(Work required): Print every record below exactly as written.

· · ·

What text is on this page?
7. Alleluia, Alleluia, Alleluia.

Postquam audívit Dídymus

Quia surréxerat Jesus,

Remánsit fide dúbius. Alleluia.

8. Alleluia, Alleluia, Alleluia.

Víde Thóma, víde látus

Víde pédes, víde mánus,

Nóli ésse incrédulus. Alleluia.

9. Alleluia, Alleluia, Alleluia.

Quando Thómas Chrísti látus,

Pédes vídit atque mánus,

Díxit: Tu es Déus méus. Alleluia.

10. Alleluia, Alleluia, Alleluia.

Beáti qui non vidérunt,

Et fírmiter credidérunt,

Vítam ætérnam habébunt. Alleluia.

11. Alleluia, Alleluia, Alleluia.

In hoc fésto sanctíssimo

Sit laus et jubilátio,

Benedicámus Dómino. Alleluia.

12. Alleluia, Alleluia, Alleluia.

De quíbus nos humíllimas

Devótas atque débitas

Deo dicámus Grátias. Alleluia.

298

· · ·

(Answer to this exercise):
What text is on this page?
7. Alleluia, Alleluia, Alleluia.

Postquam audívit Dídymus

Quia surréxerat Jesus,

Remánsit fide dúbius. Alleluia.

8. Alleluia, Alleluia, Alleluia.

Víde Thóma, víde látus

Víde pédes, víde mánus,

Nóli ésse incrédulus. Alleluia.

9. Alleluia, Alleluia, Alleluia.

Quando Thómas Chrísti látus,

Pédes vídit atque mánus,

Díxit: Tu es Déus méus. Alleluia.

10. Alleluia, Alleluia, Alleluia.

Beáti qui non vidérunt,

Et fírmiter credidérunt,

Vítam ætérnam habébunt. Alleluia.

11. Alleluia, Alleluia, Alleluia.

In hoc fésto sanctíssimo

Sit laus et jubilátio,

Benedicámus Dómino. Alleluia.

12. Alleluia, Alleluia, Alleluia.

De quíbus nos humíllimas

Devótas atque débitas

Deo dicámus Grátias. Alleluia.

298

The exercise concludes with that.